# Start of ENTRIES PROVIDED

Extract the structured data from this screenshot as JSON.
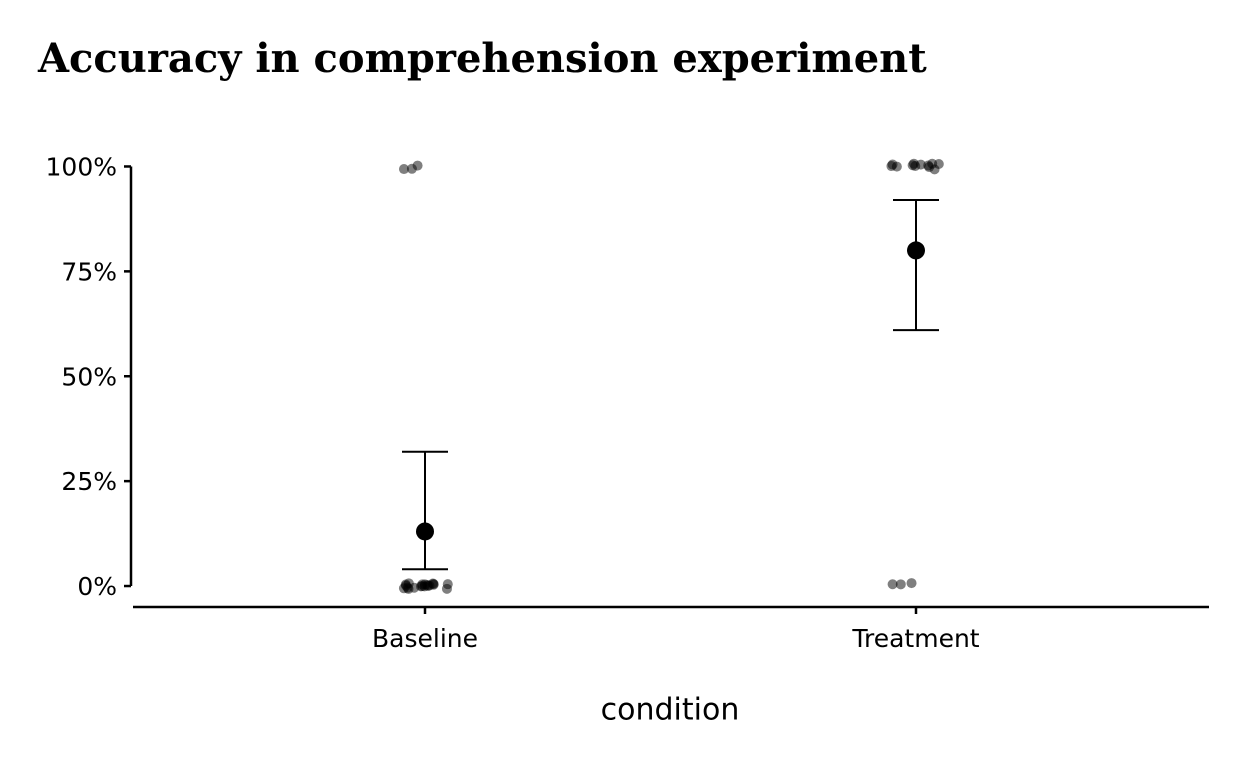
{
  "chart_data": {
    "type": "jitter-pointrange",
    "title": "Accuracy in comprehension experiment",
    "x_label": "condition",
    "ylim": [
      -5,
      105
    ],
    "yticks": [
      {
        "value": 0,
        "label": "0%"
      },
      {
        "value": 25,
        "label": "25%"
      },
      {
        "value": 50,
        "label": "50%"
      },
      {
        "value": 75,
        "label": "75%"
      },
      {
        "value": 100,
        "label": "100%"
      }
    ],
    "point_color": "#000000",
    "groups": [
      {
        "name": "Baseline",
        "values": [
          0,
          0,
          0,
          0,
          0,
          0,
          0,
          0,
          0,
          0,
          0,
          0,
          0,
          0,
          0,
          0,
          0,
          0,
          0,
          0,
          100,
          100,
          100
        ],
        "mean": 13,
        "ci_low": 4,
        "ci_high": 32
      },
      {
        "name": "Treatment",
        "values": [
          100,
          100,
          100,
          100,
          100,
          100,
          100,
          100,
          100,
          100,
          100,
          100,
          0,
          0,
          0
        ],
        "mean": 80,
        "ci_low": 61,
        "ci_high": 92
      }
    ]
  }
}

# End of ENTRIES PROVIDED

DESCRIPTION OF THE TASK = Reproduce every line precisely as given, omitting all pictures.

IN RESPONSE =
Extract the structured data from this screenshot as JSON.
{
  "chart_data": {
    "type": "jitter-pointrange",
    "title": "Accuracy in comprehension experiment",
    "x_label": "condition",
    "ylim": [
      -5,
      105
    ],
    "yticks": [
      {
        "value": 0,
        "label": "0%"
      },
      {
        "value": 25,
        "label": "25%"
      },
      {
        "value": 50,
        "label": "50%"
      },
      {
        "value": 75,
        "label": "75%"
      },
      {
        "value": 100,
        "label": "100%"
      }
    ],
    "point_color": "#000000",
    "groups": [
      {
        "name": "Baseline",
        "values": [
          0,
          0,
          0,
          0,
          0,
          0,
          0,
          0,
          0,
          0,
          0,
          0,
          0,
          0,
          0,
          0,
          0,
          0,
          0,
          0,
          100,
          100,
          100
        ],
        "mean": 13,
        "ci_low": 4,
        "ci_high": 32
      },
      {
        "name": "Treatment",
        "values": [
          100,
          100,
          100,
          100,
          100,
          100,
          100,
          100,
          100,
          100,
          100,
          100,
          0,
          0,
          0
        ],
        "mean": 80,
        "ci_low": 61,
        "ci_high": 92
      }
    ]
  }
}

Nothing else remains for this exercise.